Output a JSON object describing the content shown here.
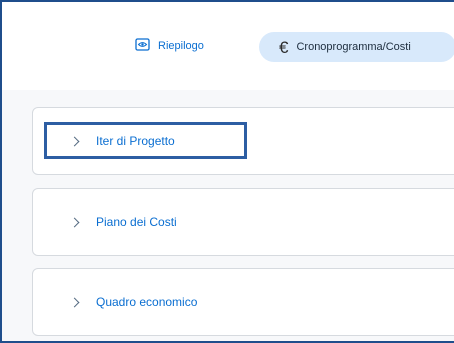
{
  "tabs": [
    {
      "label": "Riepilogo",
      "icon": "eye-icon",
      "selected": false
    },
    {
      "label": "Cronoprogramma/Costi",
      "icon": "euro-icon",
      "selected": true
    }
  ],
  "panels": [
    {
      "label": "Iter di Progetto",
      "expanded": false
    },
    {
      "label": "Piano dei Costi",
      "expanded": false
    },
    {
      "label": "Quadro economico",
      "expanded": false
    }
  ],
  "colors": {
    "accent": "#0a6ed1",
    "selected_tab_bg": "#d8e9fb",
    "highlight_border": "#2d5ea3"
  }
}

++++

▶ _Written exercise_
Quote all the lines above exactly as given. Do not include the pictures.

▶ _Answer in full_
Output a JSON object describing the content shown here.
{
  "tabs": [
    {
      "label": "Riepilogo",
      "icon": "eye-icon",
      "selected": false
    },
    {
      "label": "Cronoprogramma/Costi",
      "icon": "euro-icon",
      "selected": true
    }
  ],
  "panels": [
    {
      "label": "Iter di Progetto",
      "expanded": false
    },
    {
      "label": "Piano dei Costi",
      "expanded": false
    },
    {
      "label": "Quadro economico",
      "expanded": false
    }
  ],
  "colors": {
    "accent": "#0a6ed1",
    "selected_tab_bg": "#d8e9fb",
    "highlight_border": "#2d5ea3"
  }
}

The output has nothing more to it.